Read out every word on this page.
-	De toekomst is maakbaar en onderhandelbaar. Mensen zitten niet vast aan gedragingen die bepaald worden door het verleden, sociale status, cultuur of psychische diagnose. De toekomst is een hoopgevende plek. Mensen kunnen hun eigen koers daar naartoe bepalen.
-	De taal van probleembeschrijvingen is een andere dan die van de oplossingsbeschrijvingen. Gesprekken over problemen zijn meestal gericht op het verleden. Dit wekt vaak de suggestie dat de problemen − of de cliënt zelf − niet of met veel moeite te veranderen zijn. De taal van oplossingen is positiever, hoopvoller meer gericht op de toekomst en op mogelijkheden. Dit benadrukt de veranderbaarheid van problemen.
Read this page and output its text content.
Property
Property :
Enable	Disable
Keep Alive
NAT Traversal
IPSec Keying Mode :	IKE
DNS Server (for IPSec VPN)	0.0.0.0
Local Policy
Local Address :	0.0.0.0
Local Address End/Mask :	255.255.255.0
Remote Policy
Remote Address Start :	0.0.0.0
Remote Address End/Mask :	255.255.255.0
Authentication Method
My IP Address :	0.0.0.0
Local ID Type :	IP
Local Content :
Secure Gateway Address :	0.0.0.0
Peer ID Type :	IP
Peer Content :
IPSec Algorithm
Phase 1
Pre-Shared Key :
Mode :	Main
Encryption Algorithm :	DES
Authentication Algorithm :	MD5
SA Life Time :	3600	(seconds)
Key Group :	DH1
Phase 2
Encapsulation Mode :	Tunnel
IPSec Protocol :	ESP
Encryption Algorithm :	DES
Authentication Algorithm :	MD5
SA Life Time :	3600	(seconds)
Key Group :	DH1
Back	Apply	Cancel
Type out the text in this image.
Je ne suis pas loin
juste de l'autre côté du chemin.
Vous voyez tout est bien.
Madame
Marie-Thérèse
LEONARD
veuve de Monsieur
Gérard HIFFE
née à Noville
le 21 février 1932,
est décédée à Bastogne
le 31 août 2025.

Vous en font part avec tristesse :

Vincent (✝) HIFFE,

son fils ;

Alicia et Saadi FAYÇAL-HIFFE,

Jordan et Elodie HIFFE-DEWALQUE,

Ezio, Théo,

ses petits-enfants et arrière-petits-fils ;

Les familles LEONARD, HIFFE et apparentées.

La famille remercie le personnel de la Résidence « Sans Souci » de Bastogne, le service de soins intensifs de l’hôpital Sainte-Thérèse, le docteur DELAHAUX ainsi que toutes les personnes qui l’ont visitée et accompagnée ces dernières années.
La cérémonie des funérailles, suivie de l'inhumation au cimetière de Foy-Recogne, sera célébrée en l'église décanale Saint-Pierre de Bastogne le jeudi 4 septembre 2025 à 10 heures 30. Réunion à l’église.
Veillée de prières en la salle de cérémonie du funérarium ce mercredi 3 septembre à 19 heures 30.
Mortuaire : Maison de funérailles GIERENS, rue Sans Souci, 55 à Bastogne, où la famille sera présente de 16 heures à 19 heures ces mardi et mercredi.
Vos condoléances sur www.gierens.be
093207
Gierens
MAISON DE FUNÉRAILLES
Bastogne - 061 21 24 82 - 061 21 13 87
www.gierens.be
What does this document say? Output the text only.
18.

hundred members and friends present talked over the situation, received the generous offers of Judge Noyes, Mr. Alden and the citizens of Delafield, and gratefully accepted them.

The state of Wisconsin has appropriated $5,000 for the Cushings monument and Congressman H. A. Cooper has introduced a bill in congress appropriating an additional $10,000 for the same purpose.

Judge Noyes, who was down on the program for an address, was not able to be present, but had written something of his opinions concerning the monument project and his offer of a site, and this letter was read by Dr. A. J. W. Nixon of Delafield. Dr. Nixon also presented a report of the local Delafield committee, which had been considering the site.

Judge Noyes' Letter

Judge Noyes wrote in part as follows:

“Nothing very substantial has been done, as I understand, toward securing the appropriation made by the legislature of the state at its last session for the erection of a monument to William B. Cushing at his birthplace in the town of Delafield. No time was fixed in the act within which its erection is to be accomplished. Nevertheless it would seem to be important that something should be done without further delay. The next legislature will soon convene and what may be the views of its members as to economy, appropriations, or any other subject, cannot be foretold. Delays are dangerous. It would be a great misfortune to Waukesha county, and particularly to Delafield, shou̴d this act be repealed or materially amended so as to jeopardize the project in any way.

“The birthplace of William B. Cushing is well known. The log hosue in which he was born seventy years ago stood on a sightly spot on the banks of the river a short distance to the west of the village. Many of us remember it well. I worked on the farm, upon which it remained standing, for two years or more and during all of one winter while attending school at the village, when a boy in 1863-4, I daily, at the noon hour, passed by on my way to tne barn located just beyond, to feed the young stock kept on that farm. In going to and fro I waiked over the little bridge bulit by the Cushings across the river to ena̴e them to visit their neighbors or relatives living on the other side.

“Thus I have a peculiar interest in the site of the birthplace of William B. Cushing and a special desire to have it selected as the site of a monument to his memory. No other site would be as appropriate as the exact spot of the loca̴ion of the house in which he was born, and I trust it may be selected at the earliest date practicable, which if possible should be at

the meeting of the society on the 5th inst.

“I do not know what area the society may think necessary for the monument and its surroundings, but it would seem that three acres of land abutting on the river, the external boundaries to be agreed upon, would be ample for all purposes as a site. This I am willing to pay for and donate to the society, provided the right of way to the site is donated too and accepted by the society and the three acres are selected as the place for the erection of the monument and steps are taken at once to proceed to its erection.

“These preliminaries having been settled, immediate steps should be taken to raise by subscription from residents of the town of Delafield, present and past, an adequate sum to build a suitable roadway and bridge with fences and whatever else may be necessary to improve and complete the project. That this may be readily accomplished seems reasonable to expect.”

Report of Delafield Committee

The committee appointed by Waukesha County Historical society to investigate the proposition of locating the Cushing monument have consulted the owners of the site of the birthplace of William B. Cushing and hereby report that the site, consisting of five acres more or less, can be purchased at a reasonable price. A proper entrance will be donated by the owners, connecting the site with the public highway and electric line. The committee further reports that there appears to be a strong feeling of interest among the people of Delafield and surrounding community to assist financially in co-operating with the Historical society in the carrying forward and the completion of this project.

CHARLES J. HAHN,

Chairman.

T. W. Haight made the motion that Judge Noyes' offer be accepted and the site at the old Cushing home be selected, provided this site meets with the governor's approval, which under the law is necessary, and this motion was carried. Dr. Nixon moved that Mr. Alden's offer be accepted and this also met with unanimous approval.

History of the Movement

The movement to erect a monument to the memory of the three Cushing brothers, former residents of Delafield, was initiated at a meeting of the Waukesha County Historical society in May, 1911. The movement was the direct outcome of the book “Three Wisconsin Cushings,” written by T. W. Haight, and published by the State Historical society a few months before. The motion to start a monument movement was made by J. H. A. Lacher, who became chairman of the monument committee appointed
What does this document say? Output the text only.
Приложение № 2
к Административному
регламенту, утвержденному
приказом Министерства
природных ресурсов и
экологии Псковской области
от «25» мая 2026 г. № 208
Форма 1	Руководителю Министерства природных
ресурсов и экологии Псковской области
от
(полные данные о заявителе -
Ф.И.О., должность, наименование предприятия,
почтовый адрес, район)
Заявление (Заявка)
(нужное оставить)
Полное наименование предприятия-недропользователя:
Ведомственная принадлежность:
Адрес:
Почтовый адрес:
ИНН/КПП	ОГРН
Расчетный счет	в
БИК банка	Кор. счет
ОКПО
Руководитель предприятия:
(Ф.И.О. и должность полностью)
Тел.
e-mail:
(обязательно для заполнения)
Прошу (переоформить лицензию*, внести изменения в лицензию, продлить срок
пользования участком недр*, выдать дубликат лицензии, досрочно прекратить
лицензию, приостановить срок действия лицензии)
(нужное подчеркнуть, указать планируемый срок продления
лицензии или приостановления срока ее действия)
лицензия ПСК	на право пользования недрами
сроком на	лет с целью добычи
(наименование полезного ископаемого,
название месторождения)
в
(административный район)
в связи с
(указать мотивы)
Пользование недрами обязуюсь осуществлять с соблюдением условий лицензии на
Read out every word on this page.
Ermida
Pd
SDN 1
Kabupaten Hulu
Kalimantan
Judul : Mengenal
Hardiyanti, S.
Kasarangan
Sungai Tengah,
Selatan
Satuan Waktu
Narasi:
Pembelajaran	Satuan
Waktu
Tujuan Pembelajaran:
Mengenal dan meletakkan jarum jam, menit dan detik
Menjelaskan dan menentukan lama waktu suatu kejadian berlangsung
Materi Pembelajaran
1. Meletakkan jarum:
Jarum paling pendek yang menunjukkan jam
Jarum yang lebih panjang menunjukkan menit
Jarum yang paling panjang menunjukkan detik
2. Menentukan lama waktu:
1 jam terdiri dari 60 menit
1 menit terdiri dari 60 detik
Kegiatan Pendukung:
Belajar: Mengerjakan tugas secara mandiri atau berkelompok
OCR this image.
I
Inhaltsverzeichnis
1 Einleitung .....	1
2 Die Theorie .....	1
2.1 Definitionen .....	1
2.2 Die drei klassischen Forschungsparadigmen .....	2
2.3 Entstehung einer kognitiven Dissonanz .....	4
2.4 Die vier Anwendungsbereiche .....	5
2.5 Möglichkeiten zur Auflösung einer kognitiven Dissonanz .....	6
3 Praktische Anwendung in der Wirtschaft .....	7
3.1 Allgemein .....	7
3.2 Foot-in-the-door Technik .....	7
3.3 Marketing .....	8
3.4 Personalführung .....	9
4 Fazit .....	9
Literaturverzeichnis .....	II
•••••
• _Instructions for the task_
From the data, collect all lines where the string "области" appears.

• _Answer below_
экологии Псковской области
ресурсов и экологии Псковской области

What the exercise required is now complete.